Exactly repeat the material, dropping every picture from the copy.

• **Saved data entries**:
════════════════════

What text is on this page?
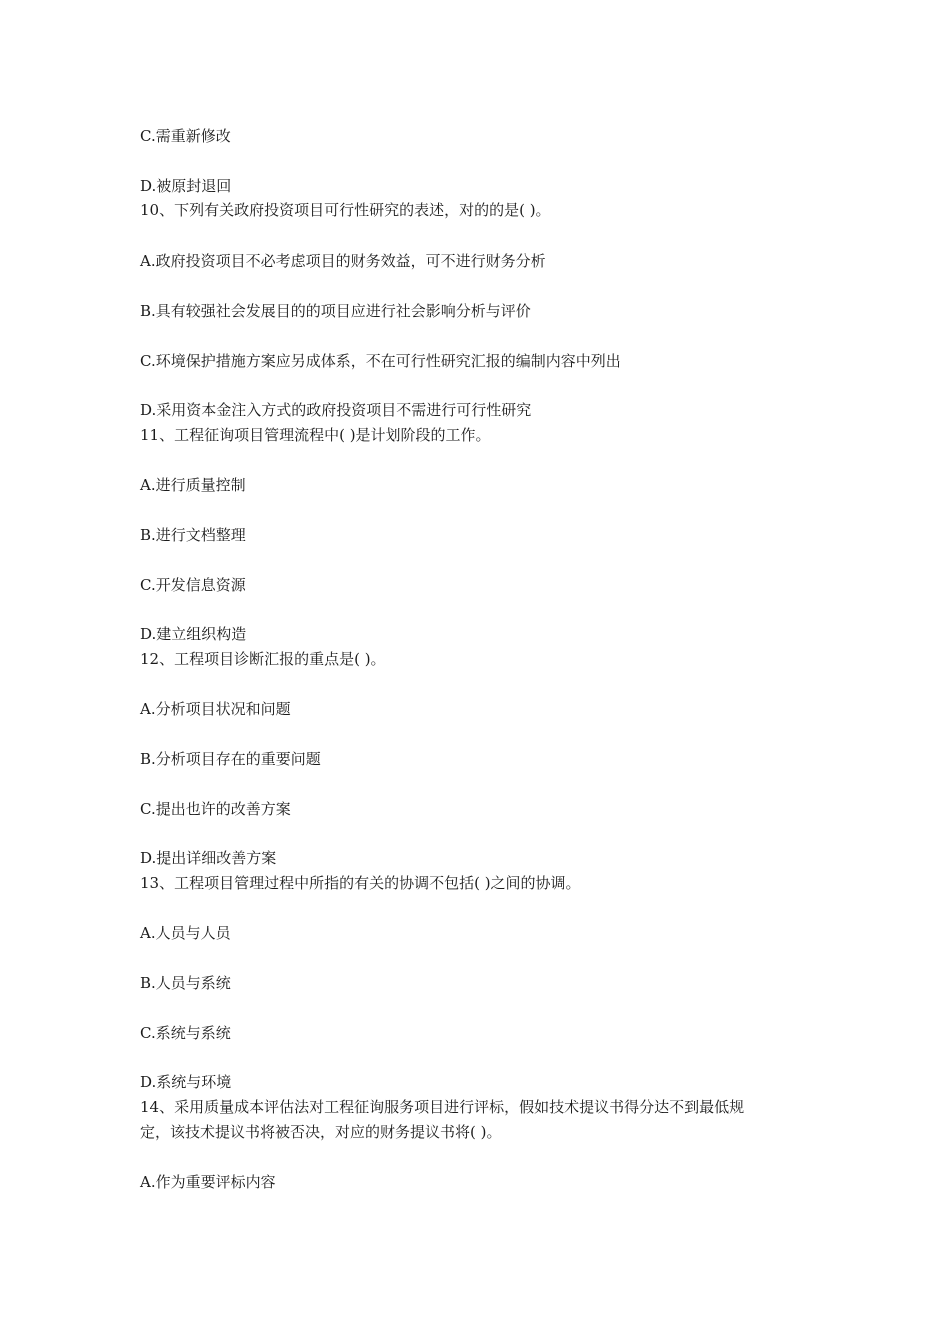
C.需重新修改
D.被原封退回
10、下列有关政府投资项目可行性研究的表述，对的的是( )。
A.政府投资项目不必考虑项目的财务效益，可不进行财务分析
B.具有较强社会发展目的的项目应进行社会影响分析与评价
C.环境保护措施方案应另成体系，不在可行性研究汇报的编制内容中列出
D.采用资本金注入方式的政府投资项目不需进行可行性研究
11、工程征询项目管理流程中( )是计划阶段的工作。
A.进行质量控制
B.进行文档整理
C.开发信息资源
D.建立组织构造
12、工程项目诊断汇报的重点是( )。
A.分析项目状况和问题
B.分析项目存在的重要问题
C.提出也许的改善方案
D.提出详细改善方案
13、工程项目管理过程中所指的有关的协调不包括( )之间的协调。
A.人员与人员
B.人员与系统
C.系统与系统
D.系统与环境
14、采用质量成本评估法对工程征询服务项目进行评标，假如技术提议书得分达不到最低规
定，该技术提议书将被否决，对应的财务提议书将( )。
A.作为重要评标内容
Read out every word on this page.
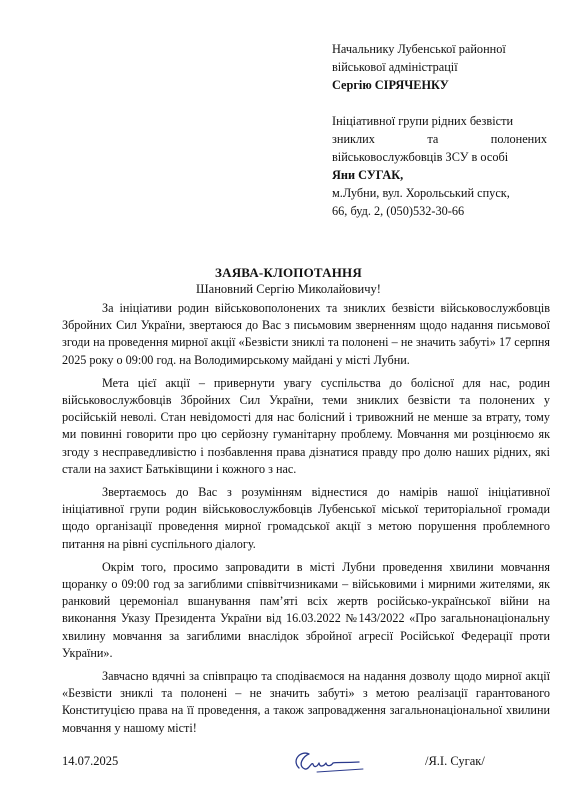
Начальнику Лубенської районної
військової адміністрації
Сергію СІРЯЧЕНКУ
Ініціативної групи рідних безвісти
зниклих та полонених
військовослужбовців ЗСУ в особі
Яни СУГАК,
м.Лубни, вул. Хорольський спуск,
66, буд. 2, (050)532-30-66
ЗАЯВА-КЛОПОТАННЯ
Шановний Сергію Миколайовичу!

За ініціативи родин військовополонених та зниклих безвісти військовослужбовців Збройних Сил України, звертаюся до Вас з письмовим зверненням щодо надання письмової згоди на проведення мирної акції «Безвісти зниклі та полонені – не значить забуті» 17 серпня 2025 року о 09:00 год. на Володимирському майдані у місті Лубни.

Мета цієї акції – привернути увагу суспільства до болісної для нас, родин військовослужбовців Збройних Сил України, теми зниклих безвісти та полонених у російській неволі. Стан невідомості для нас болісний і тривожний не менше за втрату, тому ми повинні говорити про цю серйозну гуманітарну проблему. Мовчання ми розцінюємо як згоду з несправедливістю і позбавлення права дізнатися правду про долю наших рідних, які стали на захист Батьківщини і кожного з нас.

Звертаємось до Вас з розумінням віднестися до намірів нашої ініціативної ініціативної групи родин військовослужбовців Лубенської міської територіальної громади щодо організації проведення мирної громадської акції з метою порушення проблемного питання на рівні суспільного діалогу.

Окрім того, просимо запровадити в місті Лубни проведення хвилини мовчання щоранку о 09:00 год за загиблими співвітчизниками – військовими і мирними жителями, як ранковий церемоніал вшанування пам’яті всіх жертв російсько-української війни на виконання Указу Президента України від 16.03.2022 №143/2022 «Про загальнонаціональну хвилину мовчання за загиблими внаслідок збройної агресії Російської Федерації проти України».

Завчасно вдячні за співпрацю та сподіваємося на надання дозволу щодо мирної акції «Безвісти зниклі та полонені – не значить забуті» з метою реалізації гарантованого Конституцією права на її проведення, а також запровадження загальнонаціональної хвилини мовчання у нашому місті!

14.07.2025	/Я.І. Сугак/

════════════════════

• **SOLUTION BELOW**:
What text is on this page?
C.需重新修改
D.被原封退回
10、下列有关政府投资项目可行性研究的表述，对的的是( )。
A.政府投资项目不必考虑项目的财务效益，可不进行财务分析
B.具有较强社会发展目的的项目应进行社会影响分析与评价
C.环境保护措施方案应另成体系，不在可行性研究汇报的编制内容中列出
D.采用资本金注入方式的政府投资项目不需进行可行性研究
11、工程征询项目管理流程中( )是计划阶段的工作。
A.进行质量控制
B.进行文档整理
C.开发信息资源
D.建立组织构造
12、工程项目诊断汇报的重点是( )。
A.分析项目状况和问题
B.分析项目存在的重要问题
C.提出也许的改善方案
D.提出详细改善方案
13、工程项目管理过程中所指的有关的协调不包括( )之间的协调。
A.人员与人员
B.人员与系统
C.系统与系统
D.系统与环境
14、采用质量成本评估法对工程征询服务项目进行评标，假如技术提议书得分达不到最低规
定，该技术提议书将被否决，对应的财务提议书将( )。
A.作为重要评标内容
Read out every word on this page.
Начальнику Лубенської районної
військової адміністрації
Сергію СІРЯЧЕНКУ
Ініціативної групи рідних безвісти
зниклих та полонених
військовослужбовців ЗСУ в особі
Яни СУГАК,
м.Лубни, вул. Хорольський спуск,
66, буд. 2, (050)532-30-66
ЗАЯВА-КЛОПОТАННЯ
Шановний Сергію Миколайовичу!

За ініціативи родин військовополонених та зниклих безвісти військовослужбовців Збройних Сил України, звертаюся до Вас з письмовим зверненням щодо надання письмової згоди на проведення мирної акції «Безвісти зниклі та полонені – не значить забуті» 17 серпня 2025 року о 09:00 год. на Володимирському майдані у місті Лубни.

Мета цієї акції – привернути увагу суспільства до болісної для нас, родин військовослужбовців Збройних Сил України, теми зниклих безвісти та полонених у російській неволі. Стан невідомості для нас болісний і тривожний не менше за втрату, тому ми повинні говорити про цю серйозну гуманітарну проблему. Мовчання ми розцінюємо як згоду з несправедливістю і позбавлення права дізнатися правду про долю наших рідних, які стали на захист Батьківщини і кожного з нас.

Звертаємось до Вас з розумінням віднестися до намірів нашої ініціативної ініціативної групи родин військовослужбовців Лубенської міської територіальної громади щодо організації проведення мирної громадської акції з метою порушення проблемного питання на рівні суспільного діалогу.

Окрім того, просимо запровадити в місті Лубни проведення хвилини мовчання щоранку о 09:00 год за загиблими співвітчизниками – військовими і мирними жителями, як ранковий церемоніал вшанування пам’яті всіх жертв російсько-української війни на виконання Указу Президента України від 16.03.2022 №143/2022 «Про загальнонаціональну хвилину мовчання за загиблими внаслідок збройної агресії Російської Федерації проти України».

Завчасно вдячні за співпрацю та сподіваємося на надання дозволу щодо мирної акції «Безвісти зниклі та полонені – не значить забуті» з метою реалізації гарантованого Конституцією права на її проведення, а також запровадження загальнонаціональної хвилини мовчання у нашому місті!

14.07.2025	/Я.І. Сугак/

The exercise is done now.